### Written exercise
Count how many lines in the material below hold the word "image"; the reply is that number alone.

### Material for this task
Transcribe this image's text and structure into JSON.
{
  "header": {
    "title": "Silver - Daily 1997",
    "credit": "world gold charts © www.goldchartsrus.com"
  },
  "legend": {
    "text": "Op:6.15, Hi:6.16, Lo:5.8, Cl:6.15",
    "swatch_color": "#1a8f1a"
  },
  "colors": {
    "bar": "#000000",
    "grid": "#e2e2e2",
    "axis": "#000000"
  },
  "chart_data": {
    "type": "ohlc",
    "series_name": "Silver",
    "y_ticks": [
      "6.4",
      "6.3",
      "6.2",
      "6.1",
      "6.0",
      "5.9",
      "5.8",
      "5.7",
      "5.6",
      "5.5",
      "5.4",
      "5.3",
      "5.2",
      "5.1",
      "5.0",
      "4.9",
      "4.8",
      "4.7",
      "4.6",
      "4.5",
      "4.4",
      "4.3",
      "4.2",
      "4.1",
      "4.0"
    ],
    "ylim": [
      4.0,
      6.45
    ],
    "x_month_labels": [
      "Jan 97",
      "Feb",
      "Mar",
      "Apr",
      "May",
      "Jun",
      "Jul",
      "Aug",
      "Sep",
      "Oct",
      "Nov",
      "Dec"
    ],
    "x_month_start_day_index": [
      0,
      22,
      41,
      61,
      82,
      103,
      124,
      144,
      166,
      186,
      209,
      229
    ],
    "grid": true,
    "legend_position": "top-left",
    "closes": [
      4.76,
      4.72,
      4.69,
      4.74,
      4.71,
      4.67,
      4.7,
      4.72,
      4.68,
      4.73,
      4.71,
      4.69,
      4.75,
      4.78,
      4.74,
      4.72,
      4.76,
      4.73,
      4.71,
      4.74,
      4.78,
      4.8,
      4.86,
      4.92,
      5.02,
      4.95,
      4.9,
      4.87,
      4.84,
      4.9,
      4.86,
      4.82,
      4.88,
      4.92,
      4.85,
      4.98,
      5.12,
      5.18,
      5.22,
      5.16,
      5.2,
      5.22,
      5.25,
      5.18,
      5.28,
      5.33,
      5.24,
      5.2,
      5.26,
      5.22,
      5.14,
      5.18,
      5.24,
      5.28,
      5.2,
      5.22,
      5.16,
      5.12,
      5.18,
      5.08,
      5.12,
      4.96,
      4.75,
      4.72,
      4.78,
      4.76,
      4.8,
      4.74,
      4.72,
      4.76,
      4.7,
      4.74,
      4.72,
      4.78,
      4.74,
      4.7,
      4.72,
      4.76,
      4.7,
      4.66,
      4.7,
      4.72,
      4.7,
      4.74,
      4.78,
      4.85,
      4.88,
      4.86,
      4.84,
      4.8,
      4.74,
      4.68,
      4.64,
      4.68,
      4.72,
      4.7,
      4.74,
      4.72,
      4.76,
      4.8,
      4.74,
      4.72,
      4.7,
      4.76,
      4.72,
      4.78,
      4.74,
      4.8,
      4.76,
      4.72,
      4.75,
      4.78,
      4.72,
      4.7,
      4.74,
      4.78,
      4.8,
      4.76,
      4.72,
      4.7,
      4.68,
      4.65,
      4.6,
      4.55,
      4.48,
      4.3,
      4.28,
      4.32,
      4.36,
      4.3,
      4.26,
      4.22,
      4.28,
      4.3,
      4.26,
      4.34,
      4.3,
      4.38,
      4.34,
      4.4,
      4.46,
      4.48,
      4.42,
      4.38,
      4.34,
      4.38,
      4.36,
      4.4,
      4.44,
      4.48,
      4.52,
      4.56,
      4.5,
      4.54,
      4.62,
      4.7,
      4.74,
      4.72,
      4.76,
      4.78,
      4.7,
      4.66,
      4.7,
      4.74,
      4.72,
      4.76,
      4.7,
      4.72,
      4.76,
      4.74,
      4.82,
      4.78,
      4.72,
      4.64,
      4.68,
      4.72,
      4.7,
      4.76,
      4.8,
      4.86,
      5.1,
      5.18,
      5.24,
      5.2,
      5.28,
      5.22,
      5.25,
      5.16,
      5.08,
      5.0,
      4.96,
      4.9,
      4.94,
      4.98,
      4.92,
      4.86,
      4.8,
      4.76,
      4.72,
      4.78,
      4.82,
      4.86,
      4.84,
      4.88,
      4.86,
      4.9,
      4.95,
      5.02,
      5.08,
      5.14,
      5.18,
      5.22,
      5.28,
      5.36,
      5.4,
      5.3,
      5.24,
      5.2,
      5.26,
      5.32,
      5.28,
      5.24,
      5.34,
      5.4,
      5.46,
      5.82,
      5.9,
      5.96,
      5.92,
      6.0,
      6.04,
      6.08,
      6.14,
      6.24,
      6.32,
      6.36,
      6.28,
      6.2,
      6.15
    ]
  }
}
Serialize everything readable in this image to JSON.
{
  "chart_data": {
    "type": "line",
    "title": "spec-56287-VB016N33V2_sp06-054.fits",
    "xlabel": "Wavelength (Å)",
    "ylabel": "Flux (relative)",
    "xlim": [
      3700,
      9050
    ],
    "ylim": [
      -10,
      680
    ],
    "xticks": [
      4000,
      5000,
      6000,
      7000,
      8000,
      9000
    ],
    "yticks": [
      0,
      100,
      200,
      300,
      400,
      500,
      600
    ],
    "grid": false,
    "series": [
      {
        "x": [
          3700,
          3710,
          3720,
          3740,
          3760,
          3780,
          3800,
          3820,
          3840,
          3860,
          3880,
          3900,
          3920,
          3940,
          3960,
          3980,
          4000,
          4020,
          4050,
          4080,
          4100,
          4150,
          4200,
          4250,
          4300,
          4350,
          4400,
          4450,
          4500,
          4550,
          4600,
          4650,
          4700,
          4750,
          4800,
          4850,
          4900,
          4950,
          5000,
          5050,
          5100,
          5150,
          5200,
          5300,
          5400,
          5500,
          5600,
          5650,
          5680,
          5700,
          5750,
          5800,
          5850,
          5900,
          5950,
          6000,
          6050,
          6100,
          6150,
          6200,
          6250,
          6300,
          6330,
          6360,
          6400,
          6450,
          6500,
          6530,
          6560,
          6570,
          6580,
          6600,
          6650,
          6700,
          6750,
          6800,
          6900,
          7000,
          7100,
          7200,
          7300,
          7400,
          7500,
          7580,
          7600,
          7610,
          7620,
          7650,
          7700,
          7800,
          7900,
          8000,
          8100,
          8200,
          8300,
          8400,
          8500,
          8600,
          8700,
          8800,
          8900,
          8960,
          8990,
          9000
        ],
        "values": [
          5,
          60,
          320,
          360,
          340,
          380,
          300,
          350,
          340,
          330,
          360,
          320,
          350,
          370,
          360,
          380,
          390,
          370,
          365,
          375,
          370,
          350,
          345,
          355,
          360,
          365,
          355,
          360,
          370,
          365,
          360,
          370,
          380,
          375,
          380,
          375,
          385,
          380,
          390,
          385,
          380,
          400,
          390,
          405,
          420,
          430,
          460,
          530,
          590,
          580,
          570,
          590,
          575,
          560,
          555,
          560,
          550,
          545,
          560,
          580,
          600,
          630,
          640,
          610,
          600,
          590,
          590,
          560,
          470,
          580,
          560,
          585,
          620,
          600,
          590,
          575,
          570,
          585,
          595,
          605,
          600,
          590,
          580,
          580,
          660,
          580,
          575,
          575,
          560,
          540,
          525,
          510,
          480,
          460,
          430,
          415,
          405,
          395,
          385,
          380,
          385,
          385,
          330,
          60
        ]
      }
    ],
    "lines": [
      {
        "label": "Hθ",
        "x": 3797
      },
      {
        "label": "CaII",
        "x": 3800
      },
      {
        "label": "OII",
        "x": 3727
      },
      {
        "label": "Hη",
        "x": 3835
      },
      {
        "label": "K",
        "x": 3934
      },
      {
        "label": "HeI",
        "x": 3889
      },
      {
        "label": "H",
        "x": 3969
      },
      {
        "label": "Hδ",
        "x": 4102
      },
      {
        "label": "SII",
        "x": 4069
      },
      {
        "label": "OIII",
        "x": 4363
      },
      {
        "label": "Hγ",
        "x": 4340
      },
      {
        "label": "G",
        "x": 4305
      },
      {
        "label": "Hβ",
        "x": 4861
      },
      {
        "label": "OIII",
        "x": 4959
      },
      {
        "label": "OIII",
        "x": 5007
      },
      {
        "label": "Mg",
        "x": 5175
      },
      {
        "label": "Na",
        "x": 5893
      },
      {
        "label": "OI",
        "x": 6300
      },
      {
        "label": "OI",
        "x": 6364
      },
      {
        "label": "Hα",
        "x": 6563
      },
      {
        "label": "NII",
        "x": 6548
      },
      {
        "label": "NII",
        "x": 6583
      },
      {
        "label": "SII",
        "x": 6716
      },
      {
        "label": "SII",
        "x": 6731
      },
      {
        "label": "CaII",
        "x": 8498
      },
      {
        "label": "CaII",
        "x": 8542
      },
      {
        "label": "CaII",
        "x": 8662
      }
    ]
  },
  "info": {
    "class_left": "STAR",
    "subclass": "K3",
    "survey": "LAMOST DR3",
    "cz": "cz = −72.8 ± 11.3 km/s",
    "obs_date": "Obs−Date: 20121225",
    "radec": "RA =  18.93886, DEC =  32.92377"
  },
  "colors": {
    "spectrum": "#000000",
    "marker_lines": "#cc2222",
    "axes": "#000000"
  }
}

### Full answer
2